**Aim of the exercise**
Return all the entries exactly, keeping pictures out.

**Entries**

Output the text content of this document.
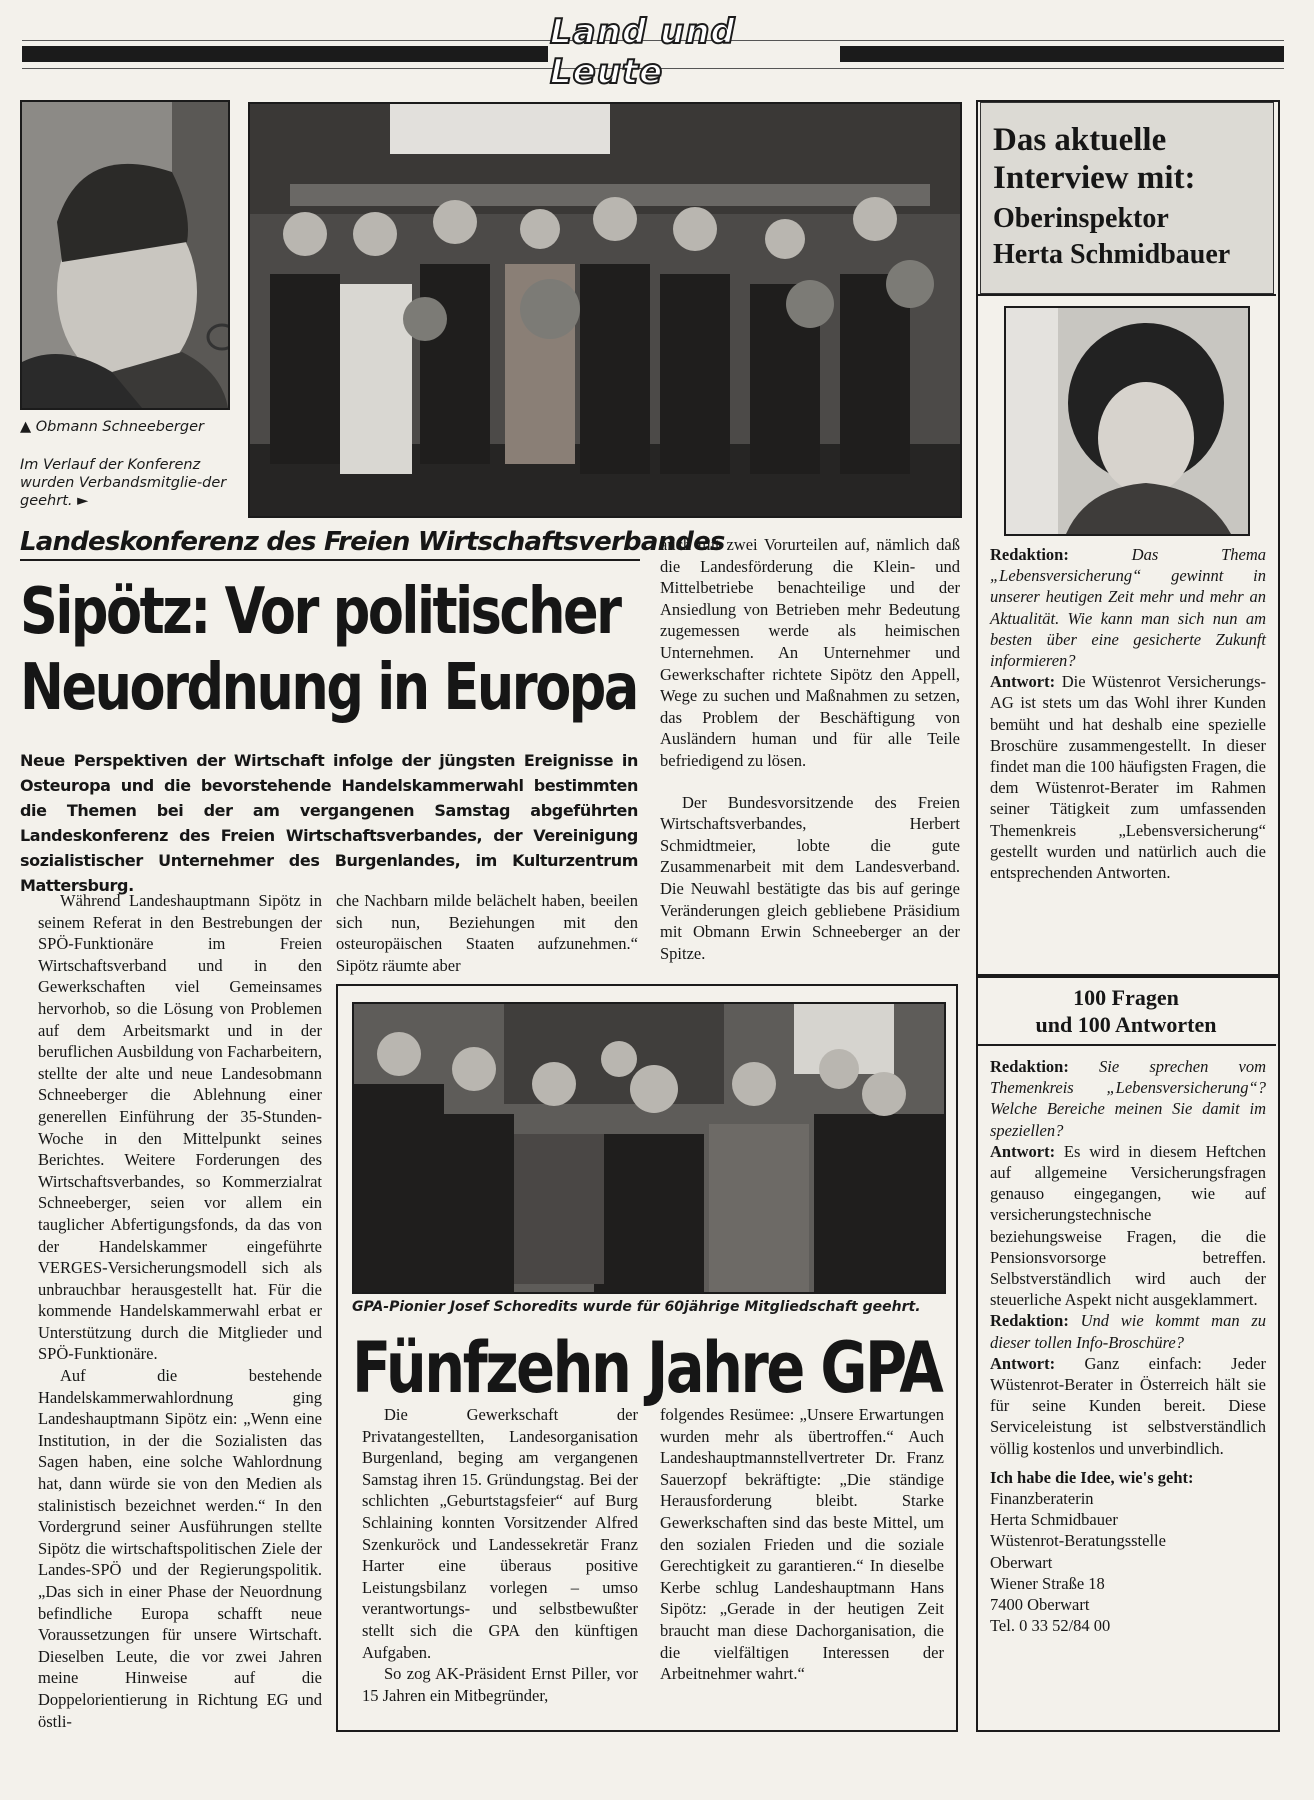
Land und Leute
▲ Obmann Schneeberger
Im Verlauf der Konferenz wurden Verbandsmitglie-der geehrt. ►
Landeskonferenz des Freien Wirtschaftsverbandes
Sipötz: Vor politischer
Neuordnung in Europa
Neue Perspektiven der Wirtschaft infolge der jüngsten Ereignisse in Osteuropa und die bevorstehende Handelskammerwahl bestimmten die Themen bei der am vergangenen Samstag abgeführten Landeskonferenz des Freien Wirtschaftsverbandes, der Vereinigung sozialistischer Unternehmer des Burgenlandes, im Kulturzentrum Mattersburg.

Während Landeshauptmann Sipötz in seinem Referat in den Bestrebungen der SPÖ-Funktionäre im Freien Wirtschaftsverband und in den Gewerkschaften viel Gemeinsames hervorhob, so die Lösung von Problemen auf dem Arbeitsmarkt und in der beruflichen Ausbildung von Facharbeitern, stellte der alte und neue Landesobmann Schneeberger die Ablehnung einer generellen Einführung der 35-Stunden-Woche in den Mittelpunkt seines Berichtes. Weitere Forderungen des Wirtschaftsverbandes, so Kommerzialrat Schneeberger, seien vor allem ein tauglicher Abfertigungsfonds, da das von der Handelskammer eingeführte VERGES-Versicherungsmodell sich als unbrauchbar herausgestellt hat. Für die kommende Handelskammerwahl erbat er Unterstützung durch die Mitglieder und SPÖ-Funktionäre.

Auf die bestehende Handelskammerwahlordnung ging Landeshauptmann Sipötz ein: „Wenn eine Institution, in der die Sozialisten das Sagen haben, eine solche Wahlordnung hat, dann würde sie von den Medien als stalinistisch bezeichnet werden.“ In den Vordergrund seiner Ausführungen stellte Sipötz die wirtschaftspolitischen Ziele der Landes-SPÖ und der Regierungspolitik. „Das sich in einer Phase der Neuordnung befindliche Europa schafft neue Voraussetzungen für unsere Wirtschaft. Dieselben Leute, die vor zwei Jahren meine Hinweise auf die Doppelorientierung in Richtung EG und östli-

che Nachbarn milde belächelt haben, beeilen sich nun, Beziehungen mit den osteuropäischen Staaten aufzunehmen.“ Sipötz räumte aber

auch mit zwei Vorurteilen auf, nämlich daß die Landesförderung die Klein- und Mittelbetriebe benachteilige und der Ansiedlung von Betrieben mehr Bedeutung zugemessen werde als heimischen Unternehmen. An Unternehmer und Gewerkschafter richtete Sipötz den Appell, Wege zu suchen und Maßnahmen zu setzen, das Problem der Beschäftigung von Ausländern human und für alle Teile befriedigend zu lösen.

Der Bundesvorsitzende des Freien Wirtschaftsverbandes, Herbert Schmidtmeier, lobte die gute Zusammenarbeit mit dem Landesverband. Die Neuwahl bestätigte das bis auf geringe Veränderungen gleich gebliebene Präsidium mit Obmann Erwin Schneeberger an der Spitze.

GPA-Pionier Josef Schoredits wurde für 60jährige Mitgliedschaft geehrt.
Fünfzehn Jahre GPA

Die Gewerkschaft der Privatangestellten, Landesorganisation Burgenland, beging am vergangenen Samstag ihren 15. Gründungstag. Bei der schlichten „Geburtstagsfeier“ auf Burg Schlaining konnten Vorsitzender Alfred Szenkuröck und Landessekretär Franz Harter eine überaus positive Leistungsbilanz vorlegen – umso verantwortungs- und selbstbewußter stellt sich die GPA den künftigen Aufgaben.

So zog AK-Präsident Ernst Piller, vor 15 Jahren ein Mitbegründer,

folgendes Resümee: „Unsere Erwartungen wurden mehr als übertroffen.“ Auch Landeshauptmannstellvertreter Dr. Franz Sauerzopf bekräftigte: „Die ständige Herausforderung bleibt. Starke Gewerkschaften sind das beste Mittel, um den sozialen Frieden und die soziale Gerechtigkeit zu garantieren.“ In dieselbe Kerbe schlug Landeshauptmann Hans Sipötz: „Gerade in der heutigen Zeit braucht man diese Dachorganisation, die die vielfältigen Interessen der Arbeitnehmer wahrt.“

Das aktuelle
Interview mit:
Oberinspektor
Herta Schmidbauer

Redaktion:	Das Thema „Lebensversicherung“ gewinnt in unserer heutigen Zeit mehr und mehr an Aktualität. Wie kann man sich nun am besten über eine gesicherte Zukunft informieren?

Antwort: Die Wüstenrot Versicherungs-AG ist stets um das Wohl ihrer Kunden bemüht und hat deshalb eine spezielle Broschüre zusammengestellt. In dieser findet man die 100 häufigsten Fragen, die dem Wüstenrot-Berater im Rahmen seiner Tätigkeit zum umfassenden Themenkreis „Lebensversicherung“ gestellt wurden und natürlich auch die entsprechenden Antworten.

100 Fragen
und 100 Antworten

Redaktion: Sie sprechen vom Themenkreis „Lebensversicherung“? Welche Bereiche meinen Sie damit im speziellen?

Antwort: Es wird in diesem Heftchen auf allgemeine Versicherungsfragen genauso eingegangen, wie auf versicherungstechnische beziehungsweise Fragen, die die Pensionsvorsorge betreffen. Selbstverständlich wird auch der steuerliche Aspekt nicht ausgeklammert.

Redaktion: Und wie kommt man zu dieser tollen Info-Broschüre?

Antwort: Ganz einfach: Jeder Wüstenrot-Berater in Österreich hält sie für seine Kunden bereit. Diese Serviceleistung ist selbstverständlich völlig kostenlos und unverbindlich.

Ich habe die Idee, wie's geht:

Finanzberaterin
Herta Schmidbauer
Wüstenrot-Beratungsstelle
Oberwart
Wiener Straße 18
7400 Oberwart
Tel. 0 33 52/84 00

**Correct output**
Output the text content of this document.
Land und Leute
▲ Obmann Schneeberger
Im Verlauf der Konferenz wurden Verbandsmitglie-der geehrt. ►
Landeskonferenz des Freien Wirtschaftsverbandes
Sipötz: Vor politischer
Neuordnung in Europa
Neue Perspektiven der Wirtschaft infolge der jüngsten Ereignisse in Osteuropa und die bevorstehende Handelskammerwahl bestimmten die Themen bei der am vergangenen Samstag abgeführten Landeskonferenz des Freien Wirtschaftsverbandes, der Vereinigung sozialistischer Unternehmer des Burgenlandes, im Kulturzentrum Mattersburg.

Während Landeshauptmann Sipötz in seinem Referat in den Bestrebungen der SPÖ-Funktionäre im Freien Wirtschaftsverband und in den Gewerkschaften viel Gemeinsames hervorhob, so die Lösung von Problemen auf dem Arbeitsmarkt und in der beruflichen Ausbildung von Facharbeitern, stellte der alte und neue Landesobmann Schneeberger die Ablehnung einer generellen Einführung der 35-Stunden-Woche in den Mittelpunkt seines Berichtes. Weitere Forderungen des Wirtschaftsverbandes, so Kommerzialrat Schneeberger, seien vor allem ein tauglicher Abfertigungsfonds, da das von der Handelskammer eingeführte VERGES-Versicherungsmodell sich als unbrauchbar herausgestellt hat. Für die kommende Handelskammerwahl erbat er Unterstützung durch die Mitglieder und SPÖ-Funktionäre.

Auf die bestehende Handelskammerwahlordnung ging Landeshauptmann Sipötz ein: „Wenn eine Institution, in der die Sozialisten das Sagen haben, eine solche Wahlordnung hat, dann würde sie von den Medien als stalinistisch bezeichnet werden.“ In den Vordergrund seiner Ausführungen stellte Sipötz die wirtschaftspolitischen Ziele der Landes-SPÖ und der Regierungspolitik. „Das sich in einer Phase der Neuordnung befindliche Europa schafft neue Voraussetzungen für unsere Wirtschaft. Dieselben Leute, die vor zwei Jahren meine Hinweise auf die Doppelorientierung in Richtung EG und östli-

che Nachbarn milde belächelt haben, beeilen sich nun, Beziehungen mit den osteuropäischen Staaten aufzunehmen.“ Sipötz räumte aber

auch mit zwei Vorurteilen auf, nämlich daß die Landesförderung die Klein- und Mittelbetriebe benachteilige und der Ansiedlung von Betrieben mehr Bedeutung zugemessen werde als heimischen Unternehmen. An Unternehmer und Gewerkschafter richtete Sipötz den Appell, Wege zu suchen und Maßnahmen zu setzen, das Problem der Beschäftigung von Ausländern human und für alle Teile befriedigend zu lösen.

Der Bundesvorsitzende des Freien Wirtschaftsverbandes, Herbert Schmidtmeier, lobte die gute Zusammenarbeit mit dem Landesverband. Die Neuwahl bestätigte das bis auf geringe Veränderungen gleich gebliebene Präsidium mit Obmann Erwin Schneeberger an der Spitze.

GPA-Pionier Josef Schoredits wurde für 60jährige Mitgliedschaft geehrt.
Fünfzehn Jahre GPA

Die Gewerkschaft der Privatangestellten, Landesorganisation Burgenland, beging am vergangenen Samstag ihren 15. Gründungstag. Bei der schlichten „Geburtstagsfeier“ auf Burg Schlaining konnten Vorsitzender Alfred Szenkuröck und Landessekretär Franz Harter eine überaus positive Leistungsbilanz vorlegen – umso verantwortungs- und selbstbewußter stellt sich die GPA den künftigen Aufgaben.

So zog AK-Präsident Ernst Piller, vor 15 Jahren ein Mitbegründer,

folgendes Resümee: „Unsere Erwartungen wurden mehr als übertroffen.“ Auch Landeshauptmannstellvertreter Dr. Franz Sauerzopf bekräftigte: „Die ständige Herausforderung bleibt. Starke Gewerkschaften sind das beste Mittel, um den sozialen Frieden und die soziale Gerechtigkeit zu garantieren.“ In dieselbe Kerbe schlug Landeshauptmann Hans Sipötz: „Gerade in der heutigen Zeit braucht man diese Dachorganisation, die die vielfältigen Interessen der Arbeitnehmer wahrt.“

Das aktuelle
Interview mit:
Oberinspektor
Herta Schmidbauer

Redaktion:	Das Thema „Lebensversicherung“ gewinnt in unserer heutigen Zeit mehr und mehr an Aktualität. Wie kann man sich nun am besten über eine gesicherte Zukunft informieren?

Antwort: Die Wüstenrot Versicherungs-AG ist stets um das Wohl ihrer Kunden bemüht und hat deshalb eine spezielle Broschüre zusammengestellt. In dieser findet man die 100 häufigsten Fragen, die dem Wüstenrot-Berater im Rahmen seiner Tätigkeit zum umfassenden Themenkreis „Lebensversicherung“ gestellt wurden und natürlich auch die entsprechenden Antworten.

100 Fragen
und 100 Antworten

Redaktion: Sie sprechen vom Themenkreis „Lebensversicherung“? Welche Bereiche meinen Sie damit im speziellen?

Antwort: Es wird in diesem Heftchen auf allgemeine Versicherungsfragen genauso eingegangen, wie auf versicherungstechnische beziehungsweise Fragen, die die Pensionsvorsorge betreffen. Selbstverständlich wird auch der steuerliche Aspekt nicht ausgeklammert.

Redaktion: Und wie kommt man zu dieser tollen Info-Broschüre?

Antwort: Ganz einfach: Jeder Wüstenrot-Berater in Österreich hält sie für seine Kunden bereit. Diese Serviceleistung ist selbstverständlich völlig kostenlos und unverbindlich.

Ich habe die Idee, wie's geht:

Finanzberaterin
Herta Schmidbauer
Wüstenrot-Beratungsstelle
Oberwart
Wiener Straße 18
7400 Oberwart
Tel. 0 33 52/84 00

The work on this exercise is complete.